[Start]

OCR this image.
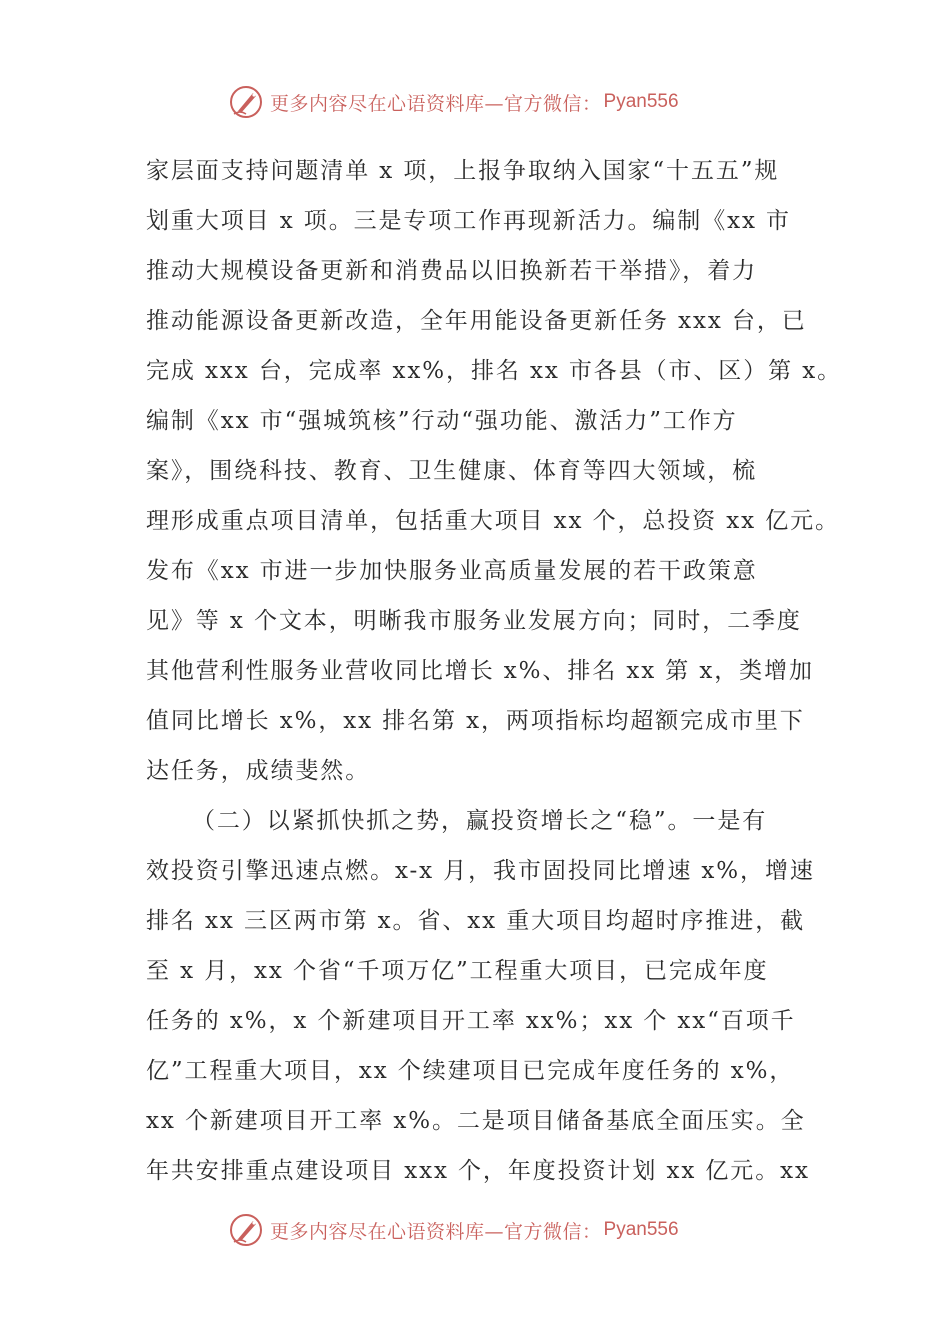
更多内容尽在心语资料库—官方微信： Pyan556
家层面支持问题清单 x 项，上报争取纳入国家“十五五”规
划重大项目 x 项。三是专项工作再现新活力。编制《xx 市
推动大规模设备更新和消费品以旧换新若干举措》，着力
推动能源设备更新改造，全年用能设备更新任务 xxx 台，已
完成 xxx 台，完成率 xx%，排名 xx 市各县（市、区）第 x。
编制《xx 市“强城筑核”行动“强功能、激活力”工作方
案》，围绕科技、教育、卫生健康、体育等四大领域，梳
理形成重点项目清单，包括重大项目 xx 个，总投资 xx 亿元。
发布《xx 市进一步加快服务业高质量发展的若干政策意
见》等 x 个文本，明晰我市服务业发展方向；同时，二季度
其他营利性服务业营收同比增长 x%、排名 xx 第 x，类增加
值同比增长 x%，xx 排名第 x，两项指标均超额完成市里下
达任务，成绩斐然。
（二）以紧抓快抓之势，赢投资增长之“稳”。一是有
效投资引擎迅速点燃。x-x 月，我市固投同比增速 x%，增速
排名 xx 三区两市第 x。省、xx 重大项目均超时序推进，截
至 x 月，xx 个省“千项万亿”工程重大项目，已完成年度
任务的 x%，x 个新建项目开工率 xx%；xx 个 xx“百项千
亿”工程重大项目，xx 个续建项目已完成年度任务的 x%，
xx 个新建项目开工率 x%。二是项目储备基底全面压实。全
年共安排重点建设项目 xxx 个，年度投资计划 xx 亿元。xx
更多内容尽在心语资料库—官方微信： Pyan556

[End]

Return the material exactly as given, apart from the pictures.

#### [Final answer]
OCR this image.
更多内容尽在心语资料库—官方微信： Pyan556
家层面支持问题清单 x 项，上报争取纳入国家“十五五”规
划重大项目 x 项。三是专项工作再现新活力。编制《xx 市
推动大规模设备更新和消费品以旧换新若干举措》，着力
推动能源设备更新改造，全年用能设备更新任务 xxx 台，已
完成 xxx 台，完成率 xx%，排名 xx 市各县（市、区）第 x。
编制《xx 市“强城筑核”行动“强功能、激活力”工作方
案》，围绕科技、教育、卫生健康、体育等四大领域，梳
理形成重点项目清单，包括重大项目 xx 个，总投资 xx 亿元。
发布《xx 市进一步加快服务业高质量发展的若干政策意
见》等 x 个文本，明晰我市服务业发展方向；同时，二季度
其他营利性服务业营收同比增长 x%、排名 xx 第 x，类增加
值同比增长 x%，xx 排名第 x，两项指标均超额完成市里下
达任务，成绩斐然。
（二）以紧抓快抓之势，赢投资增长之“稳”。一是有
效投资引擎迅速点燃。x-x 月，我市固投同比增速 x%，增速
排名 xx 三区两市第 x。省、xx 重大项目均超时序推进，截
至 x 月，xx 个省“千项万亿”工程重大项目，已完成年度
任务的 x%，x 个新建项目开工率 xx%；xx 个 xx“百项千
亿”工程重大项目，xx 个续建项目已完成年度任务的 x%，
xx 个新建项目开工率 x%。二是项目储备基底全面压实。全
年共安排重点建设项目 xxx 个，年度投资计划 xx 亿元。xx
更多内容尽在心语资料库—官方微信： Pyan556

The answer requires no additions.